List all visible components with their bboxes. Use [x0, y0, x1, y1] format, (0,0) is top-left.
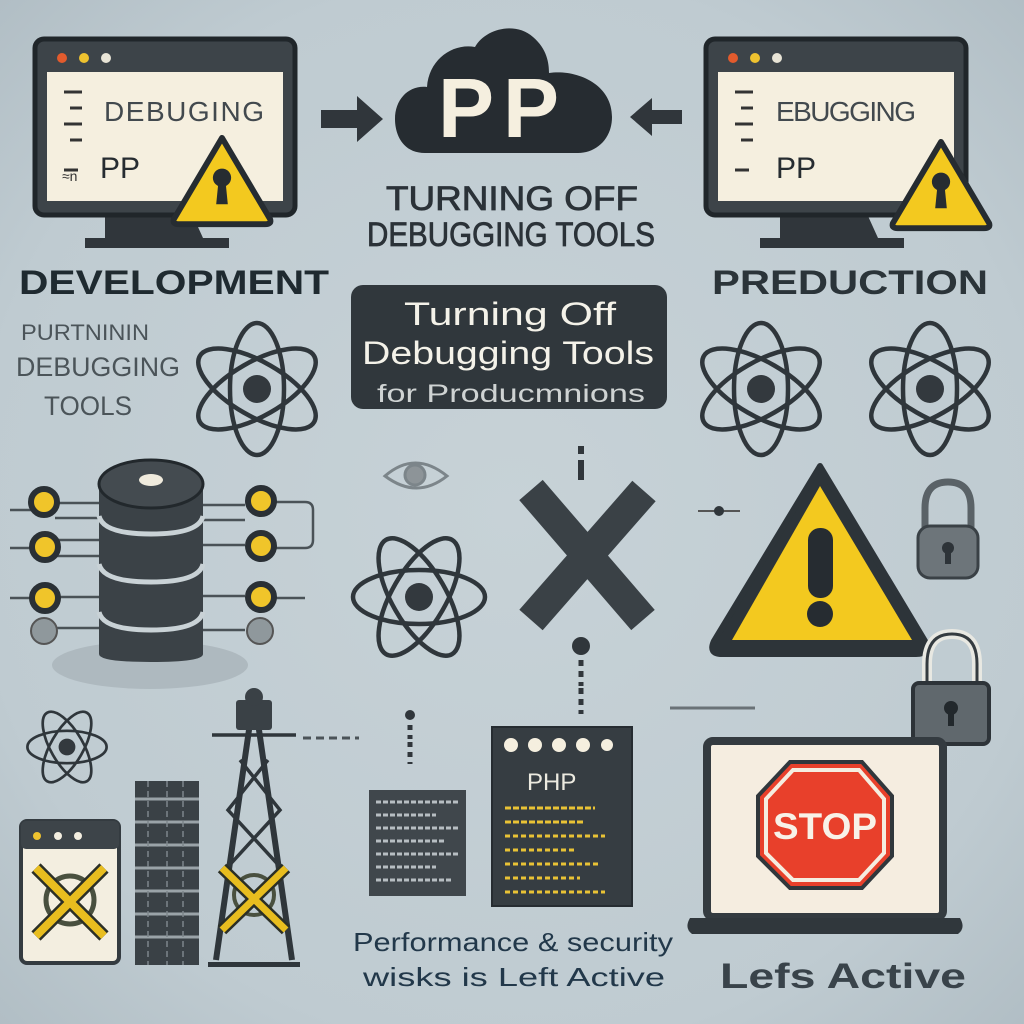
icon: big X	[531, 490, 644, 620]
label: development: DEVELOPMENT	[19, 264, 329, 302]
mark: dots below X	[578, 660, 584, 714]
text: performance and security risks: wisks is Left Active	[362, 962, 665, 992]
monitor: development: PP	[100, 152, 140, 185]
dashes: tower to code	[303, 736, 359, 740]
panel: title banner: Turning Off	[404, 296, 616, 332]
text: performance and security risks: Performance & security	[353, 927, 673, 957]
icon: cloud PHP	[395, 28, 612, 155]
icon: PHP code window: PHP	[527, 769, 576, 796]
icon: atom 3	[859, 323, 1001, 455]
monitor: development: DEBUGING	[104, 96, 264, 127]
monitor: production	[706, 39, 966, 248]
icon: tower with X	[208, 688, 300, 967]
text: performance and security risks	[353, 927, 673, 992]
icon: atom 1	[186, 323, 328, 455]
monitor: development: ≈n	[62, 168, 77, 184]
dashes right of X	[698, 510, 740, 512]
panel: title banner: for Producmnions	[377, 380, 645, 408]
dash right	[670, 706, 755, 710]
label: production: PREDUCTION	[712, 264, 988, 302]
text: debugging tools left: TOOLS	[44, 391, 132, 421]
icon: laptop with stop sign: STOP	[773, 806, 877, 847]
arrow: development to cloud	[321, 96, 383, 142]
heading: turning off debugging tools	[367, 180, 655, 254]
icon: cloud PHP: P	[503, 61, 559, 155]
icon: eye	[385, 463, 447, 488]
heading: turning off debugging tools: TURNING OFF	[386, 180, 638, 218]
monitor: production: PP	[776, 152, 816, 185]
icon: atom 5	[27, 705, 107, 789]
text: debugging tools left	[16, 320, 180, 421]
icon: padlock small	[918, 482, 978, 578]
icon: cloud PHP: P	[438, 61, 494, 155]
heading: turning off debugging tools: DEBUGGING TOOLS	[367, 216, 655, 254]
icon: small code panel	[369, 790, 466, 896]
icon: warning triangle right	[893, 142, 989, 228]
panel: title banner	[351, 285, 667, 409]
icon: warning triangle left	[174, 138, 270, 224]
label: lefts active: Lefs Active	[720, 957, 966, 996]
icon: atom 4	[353, 526, 485, 668]
icon: atom 2	[690, 323, 832, 455]
mark: dots above X	[578, 446, 584, 480]
arrow: production to cloud	[630, 98, 682, 136]
text: debugging tools left: PURTNININ	[21, 320, 149, 345]
icon: big warning triangle	[712, 466, 926, 654]
icon: PHP code window	[492, 727, 632, 906]
icon: laptop with stop sign	[687, 741, 963, 934]
monitor: production: EBUGGING	[776, 96, 916, 127]
icon: server rack	[135, 781, 199, 965]
icon: browser with X	[21, 821, 119, 963]
diagram: database with connectors	[10, 460, 313, 689]
text: debugging tools left: DEBUGGING	[16, 352, 180, 382]
monitor: development	[35, 39, 295, 248]
icon: padlock large	[913, 634, 989, 744]
panel: title banner: Debugging Tools	[362, 335, 654, 371]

______________________________

▶ **Exercise details**
Rewrite all the records, changing "warning triangle" to "caution triangle" and keeping everything else the same. Leave the pictures out.

▶ **Completed task**
List all visible components with their bboxes. Use [x0, y0, x1, y1] format, (0,0) is top-left.
icon: big X	[531, 490, 644, 620]
label: development: DEVELOPMENT	[19, 264, 329, 302]
mark: dots below X	[578, 660, 584, 714]
text: performance and security risks: wisks is Left Active	[362, 962, 665, 992]
monitor: development: PP	[100, 152, 140, 185]
dashes: tower to code	[303, 736, 359, 740]
panel: title banner: Turning Off	[404, 296, 616, 332]
text: performance and security risks: Performance & security	[353, 927, 673, 957]
icon: cloud PHP	[395, 28, 612, 155]
icon: PHP code window: PHP	[527, 769, 576, 796]
icon: atom 3	[859, 323, 1001, 455]
monitor: development: DEBUGING	[104, 96, 264, 127]
monitor: production	[706, 39, 966, 248]
icon: tower with X	[208, 688, 300, 967]
text: performance and security risks	[353, 927, 673, 992]
icon: atom 1	[186, 323, 328, 455]
monitor: development: ≈n	[62, 168, 77, 184]
dashes right of X	[698, 510, 740, 512]
panel: title banner: for Producmnions	[377, 380, 645, 408]
dash right	[670, 706, 755, 710]
label: production: PREDUCTION	[712, 264, 988, 302]
text: debugging tools left: TOOLS	[44, 391, 132, 421]
icon: laptop with stop sign: STOP	[773, 806, 877, 847]
arrow: development to cloud	[321, 96, 383, 142]
heading: turning off debugging tools	[367, 180, 655, 254]
icon: cloud PHP: P	[503, 61, 559, 155]
icon: eye	[385, 463, 447, 488]
heading: turning off debugging tools: TURNING OFF	[386, 180, 638, 218]
monitor: production: PP	[776, 152, 816, 185]
icon: atom 5	[27, 705, 107, 789]
text: debugging tools left	[16, 320, 180, 421]
icon: padlock small	[918, 482, 978, 578]
icon: cloud PHP: P	[438, 61, 494, 155]
heading: turning off debugging tools: DEBUGGING TOOLS	[367, 216, 655, 254]
icon: small code panel	[369, 790, 466, 896]
icon: caution triangle right	[893, 142, 989, 228]
panel: title banner	[351, 285, 667, 409]
icon: caution triangle left	[174, 138, 270, 224]
label: lefts active: Lefs Active	[720, 957, 966, 996]
icon: atom 4	[353, 526, 485, 668]
icon: atom 2	[690, 323, 832, 455]
mark: dots above X	[578, 446, 584, 480]
arrow: production to cloud	[630, 98, 682, 136]
text: debugging tools left: PURTNININ	[21, 320, 149, 345]
icon: big caution triangle	[712, 466, 926, 654]
icon: PHP code window	[492, 727, 632, 906]
icon: laptop with stop sign	[687, 741, 963, 934]
monitor: production: EBUGGING	[776, 96, 916, 127]
icon: server rack	[135, 781, 199, 965]
icon: browser with X	[21, 821, 119, 963]
diagram: database with connectors	[10, 460, 313, 689]
text: debugging tools left: DEBUGGING	[16, 352, 180, 382]
monitor: development	[35, 39, 295, 248]
icon: padlock large	[913, 634, 989, 744]
panel: title banner: Debugging Tools	[362, 335, 654, 371]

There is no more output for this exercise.